Entries follow. Set all of them down as they stand.

__Information supplied__.
* * * * * * *

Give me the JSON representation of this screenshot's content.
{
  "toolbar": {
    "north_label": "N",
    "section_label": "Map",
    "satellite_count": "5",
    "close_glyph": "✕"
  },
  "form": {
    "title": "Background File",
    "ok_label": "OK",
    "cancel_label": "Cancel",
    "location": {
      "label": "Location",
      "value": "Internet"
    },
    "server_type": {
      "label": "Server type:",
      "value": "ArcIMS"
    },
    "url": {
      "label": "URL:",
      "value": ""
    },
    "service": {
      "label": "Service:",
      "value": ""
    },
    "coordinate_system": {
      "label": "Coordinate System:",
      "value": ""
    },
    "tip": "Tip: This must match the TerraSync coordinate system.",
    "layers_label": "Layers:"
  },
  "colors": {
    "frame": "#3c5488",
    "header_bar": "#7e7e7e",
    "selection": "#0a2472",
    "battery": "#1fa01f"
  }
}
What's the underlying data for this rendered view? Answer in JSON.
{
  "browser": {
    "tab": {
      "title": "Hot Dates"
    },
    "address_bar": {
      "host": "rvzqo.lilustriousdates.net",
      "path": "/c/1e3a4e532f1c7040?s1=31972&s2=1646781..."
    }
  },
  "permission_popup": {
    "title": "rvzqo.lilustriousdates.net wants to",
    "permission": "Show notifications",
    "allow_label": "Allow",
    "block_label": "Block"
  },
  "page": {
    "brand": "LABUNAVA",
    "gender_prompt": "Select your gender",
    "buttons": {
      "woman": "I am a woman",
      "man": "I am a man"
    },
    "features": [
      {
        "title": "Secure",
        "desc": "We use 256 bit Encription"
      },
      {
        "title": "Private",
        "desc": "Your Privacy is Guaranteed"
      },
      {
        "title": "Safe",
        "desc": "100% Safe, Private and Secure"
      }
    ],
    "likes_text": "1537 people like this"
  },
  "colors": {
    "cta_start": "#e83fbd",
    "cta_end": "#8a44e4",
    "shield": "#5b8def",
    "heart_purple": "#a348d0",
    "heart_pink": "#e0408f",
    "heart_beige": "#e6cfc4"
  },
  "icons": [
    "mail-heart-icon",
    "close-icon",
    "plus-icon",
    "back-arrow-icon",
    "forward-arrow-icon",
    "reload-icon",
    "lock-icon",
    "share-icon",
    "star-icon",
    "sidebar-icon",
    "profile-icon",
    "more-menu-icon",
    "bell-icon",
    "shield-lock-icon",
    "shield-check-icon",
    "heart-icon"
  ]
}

* * * * * * *

__Problem solution__.
Give me the JSON representation of this screenshot's content.
{
  "toolbar": {
    "north_label": "N",
    "section_label": "Map",
    "satellite_count": "5",
    "close_glyph": "✕"
  },
  "form": {
    "title": "Background File",
    "ok_label": "OK",
    "cancel_label": "Cancel",
    "location": {
      "label": "Location",
      "value": "Internet"
    },
    "server_type": {
      "label": "Server type:",
      "value": "ArcIMS"
    },
    "url": {
      "label": "URL:",
      "value": ""
    },
    "service": {
      "label": "Service:",
      "value": ""
    },
    "coordinate_system": {
      "label": "Coordinate System:",
      "value": ""
    },
    "tip": "Tip: This must match the TerraSync coordinate system.",
    "layers_label": "Layers:"
  },
  "colors": {
    "frame": "#3c5488",
    "header_bar": "#7e7e7e",
    "selection": "#0a2472",
    "battery": "#1fa01f"
  }
}
What's the underlying data for this rendered view? Answer in JSON.
{
  "browser": {
    "tab": {
      "title": "Hot Dates"
    },
    "address_bar": {
      "host": "rvzqo.lilustriousdates.net",
      "path": "/c/1e3a4e532f1c7040?s1=31972&s2=1646781..."
    }
  },
  "permission_popup": {
    "title": "rvzqo.lilustriousdates.net wants to",
    "permission": "Show notifications",
    "allow_label": "Allow",
    "block_label": "Block"
  },
  "page": {
    "brand": "LABUNAVA",
    "gender_prompt": "Select your gender",
    "buttons": {
      "woman": "I am a woman",
      "man": "I am a man"
    },
    "features": [
      {
        "title": "Secure",
        "desc": "We use 256 bit Encription"
      },
      {
        "title": "Private",
        "desc": "Your Privacy is Guaranteed"
      },
      {
        "title": "Safe",
        "desc": "100% Safe, Private and Secure"
      }
    ],
    "likes_text": "1537 people like this"
  },
  "colors": {
    "cta_start": "#e83fbd",
    "cta_end": "#8a44e4",
    "shield": "#5b8def",
    "heart_purple": "#a348d0",
    "heart_pink": "#e0408f",
    "heart_beige": "#e6cfc4"
  },
  "icons": [
    "mail-heart-icon",
    "close-icon",
    "plus-icon",
    "back-arrow-icon",
    "forward-arrow-icon",
    "reload-icon",
    "lock-icon",
    "share-icon",
    "star-icon",
    "sidebar-icon",
    "profile-icon",
    "more-menu-icon",
    "bell-icon",
    "shield-lock-icon",
    "shield-check-icon",
    "heart-icon"
  ]
}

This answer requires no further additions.